═════ SOURCE MATERIAL

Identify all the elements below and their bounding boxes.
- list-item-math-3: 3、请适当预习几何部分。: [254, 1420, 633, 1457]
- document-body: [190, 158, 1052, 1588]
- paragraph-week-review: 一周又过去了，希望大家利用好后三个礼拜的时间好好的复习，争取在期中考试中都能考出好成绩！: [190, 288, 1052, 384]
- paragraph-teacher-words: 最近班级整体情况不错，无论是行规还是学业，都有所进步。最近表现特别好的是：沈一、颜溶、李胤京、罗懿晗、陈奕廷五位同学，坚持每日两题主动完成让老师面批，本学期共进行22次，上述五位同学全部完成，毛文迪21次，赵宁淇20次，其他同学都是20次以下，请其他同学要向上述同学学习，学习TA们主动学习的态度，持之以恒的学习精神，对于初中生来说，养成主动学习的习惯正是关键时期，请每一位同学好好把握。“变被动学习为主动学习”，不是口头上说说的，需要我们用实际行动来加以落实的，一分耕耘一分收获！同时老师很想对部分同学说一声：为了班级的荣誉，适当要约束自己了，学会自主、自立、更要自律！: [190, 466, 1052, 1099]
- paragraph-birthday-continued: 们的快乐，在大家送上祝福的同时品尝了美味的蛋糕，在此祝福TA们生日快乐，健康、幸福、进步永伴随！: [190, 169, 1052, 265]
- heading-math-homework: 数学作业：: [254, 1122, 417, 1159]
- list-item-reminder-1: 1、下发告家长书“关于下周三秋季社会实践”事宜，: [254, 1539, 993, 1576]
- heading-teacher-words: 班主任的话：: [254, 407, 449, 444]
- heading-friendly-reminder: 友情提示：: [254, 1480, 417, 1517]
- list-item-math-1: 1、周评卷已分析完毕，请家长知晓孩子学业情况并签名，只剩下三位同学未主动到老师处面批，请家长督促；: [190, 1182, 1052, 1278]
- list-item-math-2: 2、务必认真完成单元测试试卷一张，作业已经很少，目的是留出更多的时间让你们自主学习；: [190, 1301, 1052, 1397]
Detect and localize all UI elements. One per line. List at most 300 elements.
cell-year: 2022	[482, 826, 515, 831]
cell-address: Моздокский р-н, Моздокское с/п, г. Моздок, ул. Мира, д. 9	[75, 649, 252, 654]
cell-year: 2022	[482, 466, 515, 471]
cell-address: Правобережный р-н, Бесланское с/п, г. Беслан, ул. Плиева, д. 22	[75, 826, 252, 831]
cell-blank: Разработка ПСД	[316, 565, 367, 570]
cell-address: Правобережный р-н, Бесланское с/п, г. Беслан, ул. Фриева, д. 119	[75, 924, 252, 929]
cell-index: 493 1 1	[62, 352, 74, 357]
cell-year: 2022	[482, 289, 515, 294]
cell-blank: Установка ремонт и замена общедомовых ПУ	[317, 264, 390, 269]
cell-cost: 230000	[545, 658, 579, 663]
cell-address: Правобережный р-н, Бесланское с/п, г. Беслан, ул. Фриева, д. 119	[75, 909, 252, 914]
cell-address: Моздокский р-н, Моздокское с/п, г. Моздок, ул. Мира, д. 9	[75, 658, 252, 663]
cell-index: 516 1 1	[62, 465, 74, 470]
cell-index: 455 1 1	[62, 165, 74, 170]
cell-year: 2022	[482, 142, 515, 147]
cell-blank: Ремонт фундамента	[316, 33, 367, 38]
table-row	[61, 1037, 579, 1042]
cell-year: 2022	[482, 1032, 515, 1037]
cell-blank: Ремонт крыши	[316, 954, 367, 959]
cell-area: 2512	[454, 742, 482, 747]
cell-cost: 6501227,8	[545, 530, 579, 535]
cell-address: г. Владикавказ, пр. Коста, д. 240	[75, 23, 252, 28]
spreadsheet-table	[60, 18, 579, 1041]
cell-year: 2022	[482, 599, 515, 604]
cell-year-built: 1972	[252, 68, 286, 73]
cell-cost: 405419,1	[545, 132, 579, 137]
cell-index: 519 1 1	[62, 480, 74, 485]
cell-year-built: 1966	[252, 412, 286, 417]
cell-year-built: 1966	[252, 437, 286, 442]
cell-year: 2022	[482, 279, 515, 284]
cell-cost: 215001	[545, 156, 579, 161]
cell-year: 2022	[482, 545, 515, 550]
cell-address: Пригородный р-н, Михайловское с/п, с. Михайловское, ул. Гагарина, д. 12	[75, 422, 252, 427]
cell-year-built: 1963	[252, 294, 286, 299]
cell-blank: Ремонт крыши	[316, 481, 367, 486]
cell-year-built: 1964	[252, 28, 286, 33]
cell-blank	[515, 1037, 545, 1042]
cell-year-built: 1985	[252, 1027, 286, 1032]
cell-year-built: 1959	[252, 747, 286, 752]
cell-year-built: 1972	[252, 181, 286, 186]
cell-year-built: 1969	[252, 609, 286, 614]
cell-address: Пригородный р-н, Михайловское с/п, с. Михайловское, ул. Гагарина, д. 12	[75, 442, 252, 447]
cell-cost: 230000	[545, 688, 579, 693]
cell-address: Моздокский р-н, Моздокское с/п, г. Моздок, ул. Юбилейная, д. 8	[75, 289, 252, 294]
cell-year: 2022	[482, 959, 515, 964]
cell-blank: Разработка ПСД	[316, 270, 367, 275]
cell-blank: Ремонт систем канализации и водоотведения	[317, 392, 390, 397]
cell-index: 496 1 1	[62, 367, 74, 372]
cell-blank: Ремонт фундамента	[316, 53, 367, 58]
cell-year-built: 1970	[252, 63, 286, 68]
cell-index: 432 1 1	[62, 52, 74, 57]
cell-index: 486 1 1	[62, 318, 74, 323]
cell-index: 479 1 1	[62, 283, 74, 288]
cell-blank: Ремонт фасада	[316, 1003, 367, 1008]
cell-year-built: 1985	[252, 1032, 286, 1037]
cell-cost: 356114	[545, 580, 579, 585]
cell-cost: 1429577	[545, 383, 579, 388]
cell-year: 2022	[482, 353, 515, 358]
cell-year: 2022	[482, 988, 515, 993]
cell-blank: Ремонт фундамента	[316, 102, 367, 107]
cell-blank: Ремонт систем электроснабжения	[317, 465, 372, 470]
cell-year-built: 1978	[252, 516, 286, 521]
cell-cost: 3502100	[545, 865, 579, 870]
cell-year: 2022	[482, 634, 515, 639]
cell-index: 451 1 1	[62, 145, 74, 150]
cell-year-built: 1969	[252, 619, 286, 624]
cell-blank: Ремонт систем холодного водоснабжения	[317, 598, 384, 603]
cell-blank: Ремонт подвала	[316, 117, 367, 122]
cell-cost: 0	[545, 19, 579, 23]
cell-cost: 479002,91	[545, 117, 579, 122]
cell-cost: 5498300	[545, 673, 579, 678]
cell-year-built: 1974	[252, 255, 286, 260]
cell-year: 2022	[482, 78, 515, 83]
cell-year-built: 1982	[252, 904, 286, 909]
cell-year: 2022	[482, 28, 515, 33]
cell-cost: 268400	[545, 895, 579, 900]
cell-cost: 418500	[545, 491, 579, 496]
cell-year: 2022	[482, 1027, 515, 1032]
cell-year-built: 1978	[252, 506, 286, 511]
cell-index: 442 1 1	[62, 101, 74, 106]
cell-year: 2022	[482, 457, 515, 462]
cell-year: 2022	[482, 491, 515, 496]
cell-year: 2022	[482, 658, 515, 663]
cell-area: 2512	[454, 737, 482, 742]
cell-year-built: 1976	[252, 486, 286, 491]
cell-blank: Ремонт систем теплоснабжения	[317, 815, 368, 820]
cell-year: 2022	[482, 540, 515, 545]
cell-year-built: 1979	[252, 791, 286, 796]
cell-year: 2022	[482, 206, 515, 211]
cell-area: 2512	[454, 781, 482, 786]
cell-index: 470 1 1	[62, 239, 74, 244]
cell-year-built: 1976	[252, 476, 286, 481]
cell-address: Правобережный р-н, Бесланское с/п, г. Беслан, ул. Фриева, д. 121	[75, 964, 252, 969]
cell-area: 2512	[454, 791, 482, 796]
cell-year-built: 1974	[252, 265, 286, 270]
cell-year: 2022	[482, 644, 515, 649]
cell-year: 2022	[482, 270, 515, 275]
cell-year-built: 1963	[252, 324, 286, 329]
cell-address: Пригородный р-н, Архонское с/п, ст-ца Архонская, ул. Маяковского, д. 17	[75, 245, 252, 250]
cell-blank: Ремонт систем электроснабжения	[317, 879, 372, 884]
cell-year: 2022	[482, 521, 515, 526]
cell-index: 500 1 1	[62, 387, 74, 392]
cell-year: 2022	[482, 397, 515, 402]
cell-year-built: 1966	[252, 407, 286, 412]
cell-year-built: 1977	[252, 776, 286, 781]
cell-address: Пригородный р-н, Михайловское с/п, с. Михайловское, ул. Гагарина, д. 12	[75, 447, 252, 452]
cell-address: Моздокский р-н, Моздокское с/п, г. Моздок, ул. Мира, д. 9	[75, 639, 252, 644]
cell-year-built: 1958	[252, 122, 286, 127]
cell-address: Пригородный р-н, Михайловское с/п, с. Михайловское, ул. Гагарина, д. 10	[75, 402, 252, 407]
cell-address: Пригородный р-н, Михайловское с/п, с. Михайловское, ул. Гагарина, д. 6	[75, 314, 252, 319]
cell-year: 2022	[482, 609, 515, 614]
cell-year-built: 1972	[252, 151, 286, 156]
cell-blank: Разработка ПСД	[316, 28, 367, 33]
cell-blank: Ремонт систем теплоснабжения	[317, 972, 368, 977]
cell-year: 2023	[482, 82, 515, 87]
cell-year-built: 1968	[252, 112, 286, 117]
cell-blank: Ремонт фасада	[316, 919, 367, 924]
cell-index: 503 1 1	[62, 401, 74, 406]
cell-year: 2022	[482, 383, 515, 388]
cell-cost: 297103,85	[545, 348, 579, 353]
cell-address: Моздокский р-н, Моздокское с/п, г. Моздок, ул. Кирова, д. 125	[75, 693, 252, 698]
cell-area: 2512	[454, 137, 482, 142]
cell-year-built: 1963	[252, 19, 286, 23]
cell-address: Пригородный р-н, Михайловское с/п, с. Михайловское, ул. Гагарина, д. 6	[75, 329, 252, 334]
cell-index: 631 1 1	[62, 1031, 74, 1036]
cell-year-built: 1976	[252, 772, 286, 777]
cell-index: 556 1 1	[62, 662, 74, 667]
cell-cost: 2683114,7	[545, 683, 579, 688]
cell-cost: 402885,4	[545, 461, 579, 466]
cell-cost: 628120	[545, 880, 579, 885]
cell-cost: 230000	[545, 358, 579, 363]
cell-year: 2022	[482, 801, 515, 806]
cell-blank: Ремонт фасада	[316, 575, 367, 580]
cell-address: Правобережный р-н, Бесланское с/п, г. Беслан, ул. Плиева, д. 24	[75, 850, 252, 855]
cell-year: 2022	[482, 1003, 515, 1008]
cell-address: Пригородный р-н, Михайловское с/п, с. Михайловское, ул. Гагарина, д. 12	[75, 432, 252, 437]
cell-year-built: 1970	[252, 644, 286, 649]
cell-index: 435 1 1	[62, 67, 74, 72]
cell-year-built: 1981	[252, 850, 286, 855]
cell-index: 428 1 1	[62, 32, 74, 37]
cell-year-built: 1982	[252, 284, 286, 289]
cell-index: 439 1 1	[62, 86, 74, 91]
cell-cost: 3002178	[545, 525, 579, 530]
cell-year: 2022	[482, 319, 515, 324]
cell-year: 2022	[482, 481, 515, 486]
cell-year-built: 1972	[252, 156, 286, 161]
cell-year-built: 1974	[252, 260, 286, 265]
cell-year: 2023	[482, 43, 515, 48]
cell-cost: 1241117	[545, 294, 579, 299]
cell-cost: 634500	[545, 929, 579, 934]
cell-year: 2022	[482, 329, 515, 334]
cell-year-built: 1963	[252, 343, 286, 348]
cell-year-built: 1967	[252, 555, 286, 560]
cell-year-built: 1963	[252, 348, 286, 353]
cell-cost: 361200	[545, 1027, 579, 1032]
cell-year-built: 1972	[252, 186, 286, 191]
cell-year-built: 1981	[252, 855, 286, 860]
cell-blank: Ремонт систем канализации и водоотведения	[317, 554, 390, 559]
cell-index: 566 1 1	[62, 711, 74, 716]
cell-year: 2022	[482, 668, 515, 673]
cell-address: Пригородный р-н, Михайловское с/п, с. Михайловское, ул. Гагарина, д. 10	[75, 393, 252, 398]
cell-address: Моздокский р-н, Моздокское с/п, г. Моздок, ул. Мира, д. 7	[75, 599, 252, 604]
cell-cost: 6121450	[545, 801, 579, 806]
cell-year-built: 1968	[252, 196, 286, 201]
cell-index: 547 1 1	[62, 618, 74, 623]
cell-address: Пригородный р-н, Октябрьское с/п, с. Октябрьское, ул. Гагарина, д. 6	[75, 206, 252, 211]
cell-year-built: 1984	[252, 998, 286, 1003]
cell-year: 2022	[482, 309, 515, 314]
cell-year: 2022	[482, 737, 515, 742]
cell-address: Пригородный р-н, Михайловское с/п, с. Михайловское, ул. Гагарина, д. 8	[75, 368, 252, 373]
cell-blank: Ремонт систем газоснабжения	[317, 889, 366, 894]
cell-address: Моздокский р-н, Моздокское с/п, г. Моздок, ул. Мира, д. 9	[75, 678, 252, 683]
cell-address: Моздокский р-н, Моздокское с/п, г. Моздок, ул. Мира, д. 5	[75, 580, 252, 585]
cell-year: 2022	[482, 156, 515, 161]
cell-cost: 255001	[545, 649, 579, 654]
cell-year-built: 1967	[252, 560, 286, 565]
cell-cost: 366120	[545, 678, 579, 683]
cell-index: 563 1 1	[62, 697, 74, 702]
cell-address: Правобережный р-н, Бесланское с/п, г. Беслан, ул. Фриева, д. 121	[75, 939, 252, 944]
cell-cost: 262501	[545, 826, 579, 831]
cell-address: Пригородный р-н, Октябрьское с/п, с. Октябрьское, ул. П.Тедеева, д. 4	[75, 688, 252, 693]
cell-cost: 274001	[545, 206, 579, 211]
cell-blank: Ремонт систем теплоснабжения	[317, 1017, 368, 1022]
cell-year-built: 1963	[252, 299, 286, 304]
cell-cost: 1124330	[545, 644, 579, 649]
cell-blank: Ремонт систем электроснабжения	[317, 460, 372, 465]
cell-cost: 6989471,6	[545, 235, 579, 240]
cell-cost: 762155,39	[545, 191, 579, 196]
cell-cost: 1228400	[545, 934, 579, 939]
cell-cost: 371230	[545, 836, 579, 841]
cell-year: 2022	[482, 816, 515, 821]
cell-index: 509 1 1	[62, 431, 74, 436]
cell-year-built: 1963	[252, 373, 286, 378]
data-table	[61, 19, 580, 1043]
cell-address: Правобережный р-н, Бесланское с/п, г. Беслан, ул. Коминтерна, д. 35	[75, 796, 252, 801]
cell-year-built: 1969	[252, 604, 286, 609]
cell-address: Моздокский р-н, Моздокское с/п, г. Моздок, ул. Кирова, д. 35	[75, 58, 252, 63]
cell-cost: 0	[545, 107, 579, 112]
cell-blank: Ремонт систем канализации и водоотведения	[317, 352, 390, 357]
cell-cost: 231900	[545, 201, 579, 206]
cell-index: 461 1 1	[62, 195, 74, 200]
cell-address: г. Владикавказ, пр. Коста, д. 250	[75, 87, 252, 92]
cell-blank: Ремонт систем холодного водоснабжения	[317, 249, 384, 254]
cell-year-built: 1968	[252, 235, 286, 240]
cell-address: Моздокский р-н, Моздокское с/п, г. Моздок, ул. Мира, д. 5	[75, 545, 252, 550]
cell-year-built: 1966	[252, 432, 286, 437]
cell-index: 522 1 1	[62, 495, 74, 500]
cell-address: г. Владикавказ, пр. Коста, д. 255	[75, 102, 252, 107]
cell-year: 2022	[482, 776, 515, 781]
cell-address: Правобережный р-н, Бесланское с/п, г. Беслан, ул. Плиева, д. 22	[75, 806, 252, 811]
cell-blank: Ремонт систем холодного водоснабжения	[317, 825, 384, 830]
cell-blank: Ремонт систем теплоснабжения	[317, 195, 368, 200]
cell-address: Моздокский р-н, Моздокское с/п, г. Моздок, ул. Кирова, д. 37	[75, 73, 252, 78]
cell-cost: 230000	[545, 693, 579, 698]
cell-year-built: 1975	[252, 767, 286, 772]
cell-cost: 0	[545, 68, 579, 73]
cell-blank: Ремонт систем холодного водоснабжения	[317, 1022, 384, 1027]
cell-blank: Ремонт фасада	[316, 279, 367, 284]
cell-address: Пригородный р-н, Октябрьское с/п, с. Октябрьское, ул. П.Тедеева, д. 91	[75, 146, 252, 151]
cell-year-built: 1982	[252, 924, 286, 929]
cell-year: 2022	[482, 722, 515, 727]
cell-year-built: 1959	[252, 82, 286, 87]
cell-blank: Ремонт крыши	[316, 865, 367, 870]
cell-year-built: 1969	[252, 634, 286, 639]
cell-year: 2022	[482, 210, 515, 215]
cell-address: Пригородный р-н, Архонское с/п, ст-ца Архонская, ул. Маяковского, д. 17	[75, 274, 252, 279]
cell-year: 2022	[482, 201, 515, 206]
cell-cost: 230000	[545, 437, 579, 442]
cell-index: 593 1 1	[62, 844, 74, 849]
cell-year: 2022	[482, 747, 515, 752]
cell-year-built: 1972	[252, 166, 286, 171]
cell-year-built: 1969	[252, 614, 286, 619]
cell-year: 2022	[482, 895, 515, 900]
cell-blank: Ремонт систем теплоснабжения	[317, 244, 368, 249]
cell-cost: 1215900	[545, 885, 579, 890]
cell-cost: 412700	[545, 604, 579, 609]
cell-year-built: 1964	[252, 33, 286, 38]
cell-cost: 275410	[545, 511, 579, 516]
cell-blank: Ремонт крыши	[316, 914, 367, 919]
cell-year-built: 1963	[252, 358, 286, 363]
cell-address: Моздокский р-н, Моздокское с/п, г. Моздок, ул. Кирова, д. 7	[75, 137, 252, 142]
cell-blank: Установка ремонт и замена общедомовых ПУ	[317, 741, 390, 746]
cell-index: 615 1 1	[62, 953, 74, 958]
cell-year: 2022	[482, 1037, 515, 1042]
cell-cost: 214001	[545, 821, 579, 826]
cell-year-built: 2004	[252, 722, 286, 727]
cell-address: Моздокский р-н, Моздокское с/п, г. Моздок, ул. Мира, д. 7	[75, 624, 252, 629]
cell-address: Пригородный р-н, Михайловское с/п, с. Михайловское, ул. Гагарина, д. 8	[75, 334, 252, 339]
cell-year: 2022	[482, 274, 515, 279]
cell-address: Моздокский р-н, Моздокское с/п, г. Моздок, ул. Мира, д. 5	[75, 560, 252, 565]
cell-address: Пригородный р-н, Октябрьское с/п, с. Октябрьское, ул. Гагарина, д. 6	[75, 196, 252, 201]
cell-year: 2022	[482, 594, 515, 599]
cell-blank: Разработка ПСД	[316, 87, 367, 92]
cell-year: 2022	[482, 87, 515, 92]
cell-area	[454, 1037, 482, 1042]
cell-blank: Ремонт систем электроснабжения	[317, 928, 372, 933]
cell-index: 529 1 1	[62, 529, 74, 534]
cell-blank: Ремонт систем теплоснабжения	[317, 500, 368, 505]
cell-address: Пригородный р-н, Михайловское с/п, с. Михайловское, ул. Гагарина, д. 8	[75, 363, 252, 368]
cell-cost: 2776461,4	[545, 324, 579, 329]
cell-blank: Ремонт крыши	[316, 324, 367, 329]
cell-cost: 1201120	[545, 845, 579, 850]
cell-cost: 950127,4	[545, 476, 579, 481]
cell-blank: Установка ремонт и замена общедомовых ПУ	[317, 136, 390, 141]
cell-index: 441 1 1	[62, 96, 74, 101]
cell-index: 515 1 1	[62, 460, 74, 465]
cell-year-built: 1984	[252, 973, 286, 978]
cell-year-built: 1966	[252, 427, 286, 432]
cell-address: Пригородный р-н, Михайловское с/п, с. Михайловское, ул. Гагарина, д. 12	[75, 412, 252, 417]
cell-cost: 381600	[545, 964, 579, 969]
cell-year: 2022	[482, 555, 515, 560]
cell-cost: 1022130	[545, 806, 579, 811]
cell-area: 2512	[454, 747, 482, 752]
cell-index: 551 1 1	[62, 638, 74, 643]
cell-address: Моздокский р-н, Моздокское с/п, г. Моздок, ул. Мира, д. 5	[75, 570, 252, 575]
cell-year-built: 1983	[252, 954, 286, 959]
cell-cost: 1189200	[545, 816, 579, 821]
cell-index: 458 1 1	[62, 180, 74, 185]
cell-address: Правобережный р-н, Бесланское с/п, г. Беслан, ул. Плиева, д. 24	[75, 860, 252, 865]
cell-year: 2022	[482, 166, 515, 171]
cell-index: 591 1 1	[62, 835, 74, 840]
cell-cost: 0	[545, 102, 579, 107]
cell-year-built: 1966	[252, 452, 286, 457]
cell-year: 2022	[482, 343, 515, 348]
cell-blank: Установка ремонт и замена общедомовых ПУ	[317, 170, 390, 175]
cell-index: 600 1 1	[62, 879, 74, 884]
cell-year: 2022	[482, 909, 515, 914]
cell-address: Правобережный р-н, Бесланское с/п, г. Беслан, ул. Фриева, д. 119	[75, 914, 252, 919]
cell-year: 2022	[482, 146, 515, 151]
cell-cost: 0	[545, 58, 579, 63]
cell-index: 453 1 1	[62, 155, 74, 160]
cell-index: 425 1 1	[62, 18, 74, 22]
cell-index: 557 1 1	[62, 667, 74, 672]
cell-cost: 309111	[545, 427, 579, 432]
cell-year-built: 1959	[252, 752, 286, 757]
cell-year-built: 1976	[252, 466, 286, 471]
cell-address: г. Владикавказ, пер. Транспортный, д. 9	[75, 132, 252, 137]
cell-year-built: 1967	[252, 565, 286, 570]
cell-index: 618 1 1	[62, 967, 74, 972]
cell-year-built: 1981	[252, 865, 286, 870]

══════════

WHAT IS BEING ASKED: Reproduce the part of the listing that opens with its first line and closes with the line containing "466, 1052, 1099]", switching "bounding boxes" to "coordinates" and leaving everything else unchanged.

FULL RESPONSE:
Identify all the elements below and their coordinates.
- list-item-math-3: 3、请适当预习几何部分。: [254, 1420, 633, 1457]
- document-body: [190, 158, 1052, 1588]
- paragraph-week-review: 一周又过去了，希望大家利用好后三个礼拜的时间好好的复习，争取在期中考试中都能考出好成绩！: [190, 288, 1052, 384]
- paragraph-teacher-words: 最近班级整体情况不错，无论是行规还是学业，都有所进步。最近表现特别好的是：沈一、颜溶、李胤京、罗懿晗、陈奕廷五位同学，坚持每日两题主动完成让老师面批，本学期共进行22次，上述五位同学全部完成，毛文迪21次，赵宁淇20次，其他同学都是20次以下，请其他同学要向上述同学学习，学习TA们主动学习的态度，持之以恒的学习精神，对于初中生来说，养成主动学习的习惯正是关键时期，请每一位同学好好把握。“变被动学习为主动学习”，不是口头上说说的，需要我们用实际行动来加以落实的，一分耕耘一分收获！同时老师很想对部分同学说一声：为了班级的荣誉，适当要约束自己了，学会自主、自立、更要自律！: [190, 466, 1052, 1099]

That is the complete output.